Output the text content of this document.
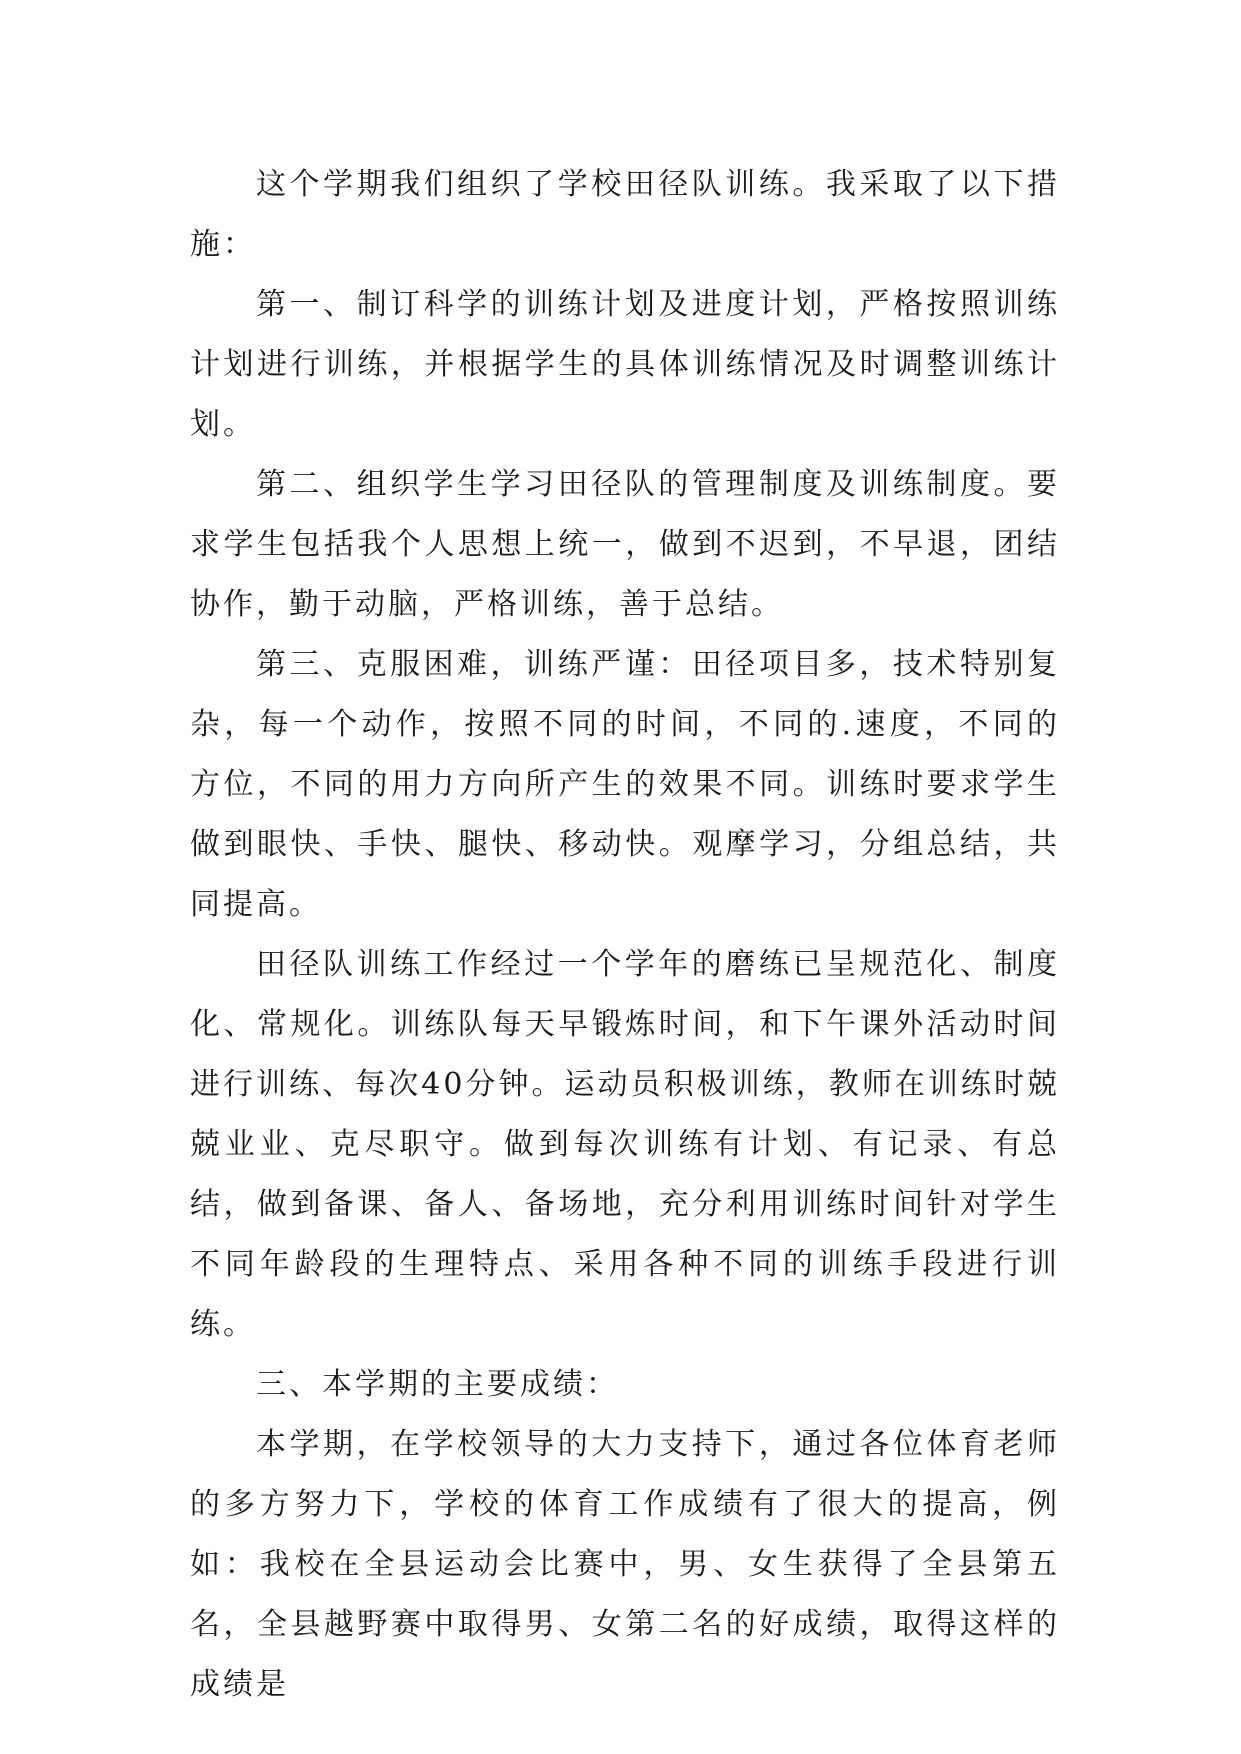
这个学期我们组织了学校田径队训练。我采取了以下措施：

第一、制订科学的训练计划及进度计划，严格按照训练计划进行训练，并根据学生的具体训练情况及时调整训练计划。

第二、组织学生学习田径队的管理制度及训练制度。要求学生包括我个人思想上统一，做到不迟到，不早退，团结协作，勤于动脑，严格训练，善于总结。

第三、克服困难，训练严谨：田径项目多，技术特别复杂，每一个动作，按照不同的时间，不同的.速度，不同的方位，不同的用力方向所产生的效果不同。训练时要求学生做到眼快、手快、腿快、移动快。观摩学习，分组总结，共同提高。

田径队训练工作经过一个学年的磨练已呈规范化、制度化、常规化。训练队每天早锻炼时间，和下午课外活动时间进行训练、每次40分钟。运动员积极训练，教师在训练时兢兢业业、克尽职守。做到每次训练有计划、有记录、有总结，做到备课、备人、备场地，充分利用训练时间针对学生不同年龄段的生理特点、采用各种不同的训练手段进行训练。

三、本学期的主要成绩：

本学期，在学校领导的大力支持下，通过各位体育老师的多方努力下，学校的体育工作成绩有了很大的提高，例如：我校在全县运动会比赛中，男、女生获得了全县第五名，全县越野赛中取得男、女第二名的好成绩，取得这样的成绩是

######

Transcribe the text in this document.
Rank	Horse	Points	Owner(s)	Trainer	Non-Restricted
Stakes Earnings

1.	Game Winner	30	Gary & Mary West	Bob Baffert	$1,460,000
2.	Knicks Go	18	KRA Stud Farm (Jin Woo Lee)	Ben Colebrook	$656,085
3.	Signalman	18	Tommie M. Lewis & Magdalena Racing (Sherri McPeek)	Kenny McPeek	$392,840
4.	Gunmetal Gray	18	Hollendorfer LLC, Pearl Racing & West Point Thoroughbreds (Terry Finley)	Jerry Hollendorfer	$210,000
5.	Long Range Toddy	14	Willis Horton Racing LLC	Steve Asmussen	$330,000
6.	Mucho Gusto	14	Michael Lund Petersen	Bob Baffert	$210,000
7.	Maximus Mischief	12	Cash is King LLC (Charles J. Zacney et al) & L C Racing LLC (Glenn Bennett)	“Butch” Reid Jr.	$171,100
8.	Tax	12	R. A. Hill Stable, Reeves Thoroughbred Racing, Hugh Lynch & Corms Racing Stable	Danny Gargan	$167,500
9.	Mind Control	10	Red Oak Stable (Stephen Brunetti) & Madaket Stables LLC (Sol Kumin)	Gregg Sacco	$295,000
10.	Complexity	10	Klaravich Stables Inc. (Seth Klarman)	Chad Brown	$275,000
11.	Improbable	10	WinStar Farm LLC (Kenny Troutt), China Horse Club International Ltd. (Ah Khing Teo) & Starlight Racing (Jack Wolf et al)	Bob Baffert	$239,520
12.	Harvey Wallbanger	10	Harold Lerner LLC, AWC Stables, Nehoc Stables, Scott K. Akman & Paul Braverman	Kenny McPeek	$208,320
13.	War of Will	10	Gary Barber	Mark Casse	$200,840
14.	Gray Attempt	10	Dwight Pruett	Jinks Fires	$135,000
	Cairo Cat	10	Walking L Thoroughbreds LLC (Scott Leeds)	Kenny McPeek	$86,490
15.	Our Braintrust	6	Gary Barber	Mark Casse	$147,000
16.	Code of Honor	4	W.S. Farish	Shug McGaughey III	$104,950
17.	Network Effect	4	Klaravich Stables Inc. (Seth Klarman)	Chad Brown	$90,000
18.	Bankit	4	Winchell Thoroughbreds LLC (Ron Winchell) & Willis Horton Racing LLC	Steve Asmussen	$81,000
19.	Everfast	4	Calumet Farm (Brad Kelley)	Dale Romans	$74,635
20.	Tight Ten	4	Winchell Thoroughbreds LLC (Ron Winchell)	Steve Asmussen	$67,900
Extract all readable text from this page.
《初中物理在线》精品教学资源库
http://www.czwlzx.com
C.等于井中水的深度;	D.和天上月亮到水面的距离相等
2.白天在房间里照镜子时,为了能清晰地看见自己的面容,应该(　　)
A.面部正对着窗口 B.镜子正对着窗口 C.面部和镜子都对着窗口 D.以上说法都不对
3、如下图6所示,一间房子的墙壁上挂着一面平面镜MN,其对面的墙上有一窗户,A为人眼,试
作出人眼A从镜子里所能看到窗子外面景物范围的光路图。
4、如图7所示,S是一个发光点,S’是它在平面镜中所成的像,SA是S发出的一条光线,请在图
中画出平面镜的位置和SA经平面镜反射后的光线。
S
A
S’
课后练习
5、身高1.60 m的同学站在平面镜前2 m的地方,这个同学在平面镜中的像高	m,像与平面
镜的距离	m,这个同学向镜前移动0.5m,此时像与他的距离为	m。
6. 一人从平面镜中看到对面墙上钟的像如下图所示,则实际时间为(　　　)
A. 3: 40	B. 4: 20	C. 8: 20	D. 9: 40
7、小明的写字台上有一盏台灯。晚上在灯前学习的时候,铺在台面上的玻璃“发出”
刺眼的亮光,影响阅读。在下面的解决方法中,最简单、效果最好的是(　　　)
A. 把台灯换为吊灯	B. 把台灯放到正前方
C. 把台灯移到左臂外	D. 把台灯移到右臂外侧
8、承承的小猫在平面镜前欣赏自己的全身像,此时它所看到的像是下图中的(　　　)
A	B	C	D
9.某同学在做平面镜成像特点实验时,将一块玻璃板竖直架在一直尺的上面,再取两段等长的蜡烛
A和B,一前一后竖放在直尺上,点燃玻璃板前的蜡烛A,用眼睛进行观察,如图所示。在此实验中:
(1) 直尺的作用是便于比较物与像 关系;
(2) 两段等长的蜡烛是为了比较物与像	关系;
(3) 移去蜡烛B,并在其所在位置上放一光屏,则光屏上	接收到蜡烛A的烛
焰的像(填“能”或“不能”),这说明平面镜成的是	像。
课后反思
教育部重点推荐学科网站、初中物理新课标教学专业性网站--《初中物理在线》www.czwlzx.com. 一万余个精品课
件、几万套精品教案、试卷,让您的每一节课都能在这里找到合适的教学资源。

######

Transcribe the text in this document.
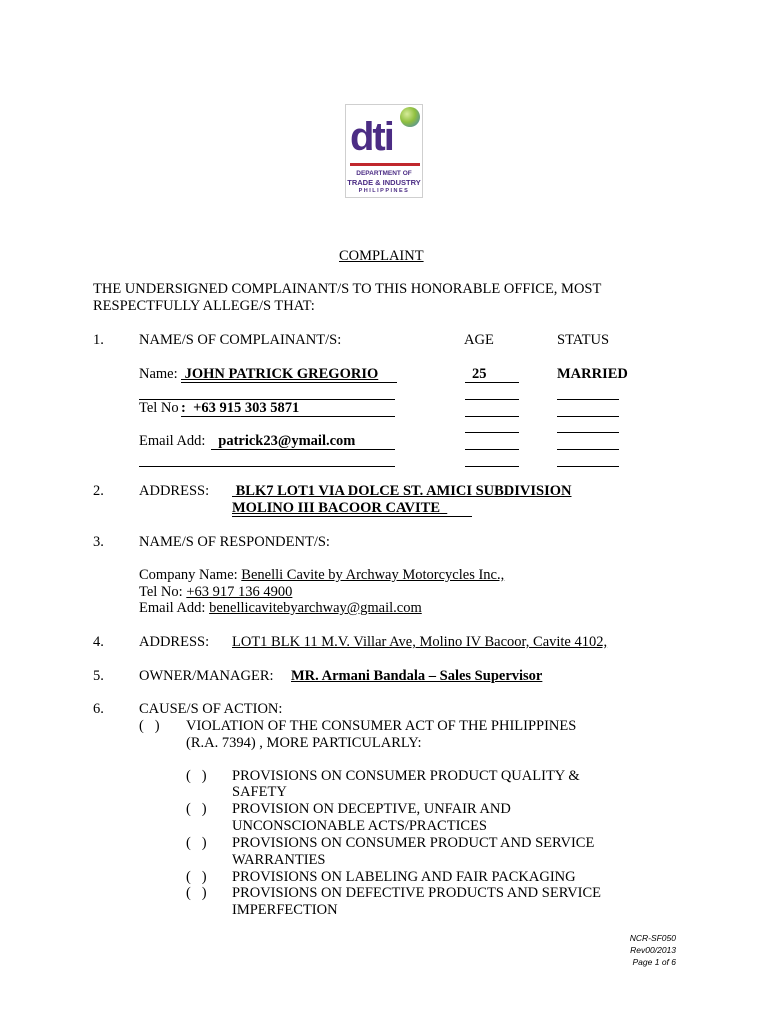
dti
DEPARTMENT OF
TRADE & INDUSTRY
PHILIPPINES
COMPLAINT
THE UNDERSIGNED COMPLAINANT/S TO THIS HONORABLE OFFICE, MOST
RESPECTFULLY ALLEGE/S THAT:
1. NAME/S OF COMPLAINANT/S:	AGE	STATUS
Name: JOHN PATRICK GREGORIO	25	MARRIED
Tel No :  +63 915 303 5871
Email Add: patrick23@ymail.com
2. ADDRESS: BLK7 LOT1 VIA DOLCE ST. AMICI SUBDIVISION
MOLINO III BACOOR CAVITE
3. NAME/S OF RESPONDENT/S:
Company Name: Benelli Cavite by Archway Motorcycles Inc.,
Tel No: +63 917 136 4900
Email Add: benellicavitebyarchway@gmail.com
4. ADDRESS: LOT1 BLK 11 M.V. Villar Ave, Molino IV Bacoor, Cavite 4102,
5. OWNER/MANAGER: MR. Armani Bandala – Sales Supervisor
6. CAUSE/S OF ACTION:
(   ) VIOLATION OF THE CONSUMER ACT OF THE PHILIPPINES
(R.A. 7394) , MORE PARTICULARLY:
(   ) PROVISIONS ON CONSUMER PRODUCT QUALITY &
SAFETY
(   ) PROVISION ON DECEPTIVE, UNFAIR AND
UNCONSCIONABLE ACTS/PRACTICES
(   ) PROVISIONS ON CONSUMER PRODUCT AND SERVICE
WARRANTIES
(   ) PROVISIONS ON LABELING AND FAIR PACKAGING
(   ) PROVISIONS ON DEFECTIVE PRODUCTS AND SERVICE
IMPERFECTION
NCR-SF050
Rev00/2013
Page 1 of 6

######

[WHAT TO WORK ON]
Return only the number of lines in the preceding records that contain the string "Gary".

[ANSWER TO THIS EXERCISE]
3